-------- SOURCE DATA --------

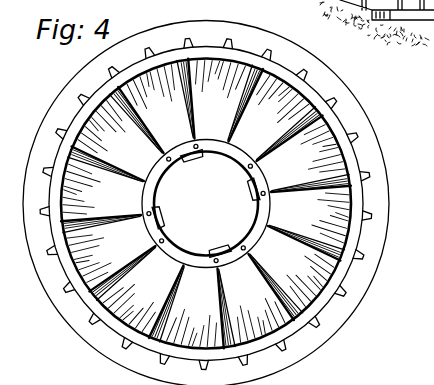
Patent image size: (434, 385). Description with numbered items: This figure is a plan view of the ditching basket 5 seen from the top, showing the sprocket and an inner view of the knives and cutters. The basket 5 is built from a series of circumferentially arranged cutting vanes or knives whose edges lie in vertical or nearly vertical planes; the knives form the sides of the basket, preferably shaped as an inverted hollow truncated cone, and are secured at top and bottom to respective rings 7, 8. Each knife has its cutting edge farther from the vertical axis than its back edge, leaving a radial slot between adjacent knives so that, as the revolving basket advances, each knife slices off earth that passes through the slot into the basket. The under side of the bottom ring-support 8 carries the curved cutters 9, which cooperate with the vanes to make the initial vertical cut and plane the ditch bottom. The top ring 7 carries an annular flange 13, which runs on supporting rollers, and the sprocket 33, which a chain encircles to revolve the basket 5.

The basket 5 is at (206, 203).
The ring 7 is at (345, 262).
The bottom ring-support 8 is at (254, 221).
The curved cutters 9 is at (191, 158).
The annular flange 13 is at (350, 312).
The sprocket 33 is at (88, 324).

--------

AIM: Please change every "plan view" in the listing to "top view", keep everything else the same, and leave the pictures out of your answer.

RESULT OF THIS TASK:
Patent image size: (434, 385). Description with numbered items: This figure is a top view of the ditching basket 5 seen from the top, showing the sprocket and an inner view of the knives and cutters. The basket 5 is built from a series of circumferentially arranged cutting vanes or knives whose edges lie in vertical or nearly vertical planes; the knives form the sides of the basket, preferably shaped as an inverted hollow truncated cone, and are secured at top and bottom to respective rings 7, 8. Each knife has its cutting edge farther from the vertical axis than its back edge, leaving a radial slot between adjacent knives so that, as the revolving basket advances, each knife slices off earth that passes through the slot into the basket. The under side of the bottom ring-support 8 carries the curved cutters 9, which cooperate with the vanes to make the initial vertical cut and plane the ditch bottom. The top ring 7 carries an annular flange 13, which runs on supporting rollers, and the sprocket 33, which a chain encircles to revolve the basket 5.

The basket 5 is at (206, 203).
The ring 7 is at (345, 262).
The bottom ring-support 8 is at (254, 221).
The curved cutters 9 is at (191, 158).
The annular flange 13 is at (350, 312).
The sprocket 33 is at (88, 324).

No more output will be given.